What is expected -
Within the listing below, locate all lines containing the word "rock". Copy each one.

____________

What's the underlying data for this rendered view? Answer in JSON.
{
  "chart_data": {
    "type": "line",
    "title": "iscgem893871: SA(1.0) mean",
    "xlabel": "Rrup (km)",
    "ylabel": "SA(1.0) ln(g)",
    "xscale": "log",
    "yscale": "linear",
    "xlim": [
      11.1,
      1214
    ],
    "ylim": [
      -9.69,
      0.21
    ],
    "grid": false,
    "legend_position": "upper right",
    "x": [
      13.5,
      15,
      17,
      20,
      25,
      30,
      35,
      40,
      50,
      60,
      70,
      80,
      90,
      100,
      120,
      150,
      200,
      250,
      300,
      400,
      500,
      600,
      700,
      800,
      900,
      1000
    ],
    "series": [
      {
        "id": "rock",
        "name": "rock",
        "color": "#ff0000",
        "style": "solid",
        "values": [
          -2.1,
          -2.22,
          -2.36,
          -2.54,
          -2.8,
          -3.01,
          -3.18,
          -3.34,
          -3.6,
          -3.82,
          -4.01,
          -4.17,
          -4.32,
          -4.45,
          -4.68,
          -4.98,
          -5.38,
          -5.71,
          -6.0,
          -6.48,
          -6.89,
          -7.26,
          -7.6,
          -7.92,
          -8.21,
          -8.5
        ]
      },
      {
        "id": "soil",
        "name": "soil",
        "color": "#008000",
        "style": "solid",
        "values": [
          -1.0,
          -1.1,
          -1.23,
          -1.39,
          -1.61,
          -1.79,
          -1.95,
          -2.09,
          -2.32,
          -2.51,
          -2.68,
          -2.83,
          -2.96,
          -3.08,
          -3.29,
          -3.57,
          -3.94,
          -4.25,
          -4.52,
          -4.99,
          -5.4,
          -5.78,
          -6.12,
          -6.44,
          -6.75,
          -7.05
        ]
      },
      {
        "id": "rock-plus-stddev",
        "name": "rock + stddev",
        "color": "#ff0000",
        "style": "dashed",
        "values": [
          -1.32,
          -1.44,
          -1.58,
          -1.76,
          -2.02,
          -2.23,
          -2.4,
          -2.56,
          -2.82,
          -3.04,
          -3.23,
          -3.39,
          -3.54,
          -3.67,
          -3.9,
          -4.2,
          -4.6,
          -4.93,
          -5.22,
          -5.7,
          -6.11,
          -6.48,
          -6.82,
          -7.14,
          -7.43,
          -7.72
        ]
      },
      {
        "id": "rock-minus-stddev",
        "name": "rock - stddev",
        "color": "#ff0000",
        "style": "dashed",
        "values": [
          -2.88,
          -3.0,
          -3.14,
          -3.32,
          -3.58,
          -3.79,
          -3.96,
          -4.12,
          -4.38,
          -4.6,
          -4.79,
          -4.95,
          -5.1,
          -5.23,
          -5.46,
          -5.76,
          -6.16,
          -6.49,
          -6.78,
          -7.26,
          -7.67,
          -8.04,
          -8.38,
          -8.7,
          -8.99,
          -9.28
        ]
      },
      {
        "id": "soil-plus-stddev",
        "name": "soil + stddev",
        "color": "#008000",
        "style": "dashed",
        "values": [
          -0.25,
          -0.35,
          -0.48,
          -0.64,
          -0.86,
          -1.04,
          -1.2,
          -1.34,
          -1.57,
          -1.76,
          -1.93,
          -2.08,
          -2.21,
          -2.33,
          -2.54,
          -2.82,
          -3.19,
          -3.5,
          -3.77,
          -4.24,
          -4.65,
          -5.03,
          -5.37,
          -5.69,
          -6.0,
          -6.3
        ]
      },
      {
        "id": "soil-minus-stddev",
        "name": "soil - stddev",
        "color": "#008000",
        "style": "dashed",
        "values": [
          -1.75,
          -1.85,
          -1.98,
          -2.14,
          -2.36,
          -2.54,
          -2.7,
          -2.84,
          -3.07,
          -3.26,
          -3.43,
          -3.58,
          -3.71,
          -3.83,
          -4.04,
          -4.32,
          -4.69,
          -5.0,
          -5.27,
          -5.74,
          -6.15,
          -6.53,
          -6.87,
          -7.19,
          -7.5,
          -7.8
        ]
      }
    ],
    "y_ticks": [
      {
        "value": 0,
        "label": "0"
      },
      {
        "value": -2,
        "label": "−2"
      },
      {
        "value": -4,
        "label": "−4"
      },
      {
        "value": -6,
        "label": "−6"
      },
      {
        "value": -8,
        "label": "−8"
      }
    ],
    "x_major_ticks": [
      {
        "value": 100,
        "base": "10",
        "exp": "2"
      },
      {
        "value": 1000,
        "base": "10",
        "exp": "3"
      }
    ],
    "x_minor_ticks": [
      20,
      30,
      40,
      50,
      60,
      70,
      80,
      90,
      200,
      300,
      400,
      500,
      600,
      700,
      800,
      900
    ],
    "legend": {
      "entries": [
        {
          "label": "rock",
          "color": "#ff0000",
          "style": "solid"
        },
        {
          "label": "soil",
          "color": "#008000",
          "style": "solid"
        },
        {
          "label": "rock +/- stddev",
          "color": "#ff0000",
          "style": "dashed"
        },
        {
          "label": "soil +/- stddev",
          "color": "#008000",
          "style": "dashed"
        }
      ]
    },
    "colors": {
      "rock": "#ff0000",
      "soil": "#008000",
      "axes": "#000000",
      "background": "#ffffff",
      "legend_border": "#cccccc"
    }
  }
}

____________

Completed task -
        "id": "rock",
        "name": "rock",
        "id": "rock-plus-stddev",
        "name": "rock + stddev",
        "id": "rock-minus-stddev",
        "name": "rock - stddev",
          "label": "rock",
          "label": "rock +/- stddev",
      "rock": "#ff0000",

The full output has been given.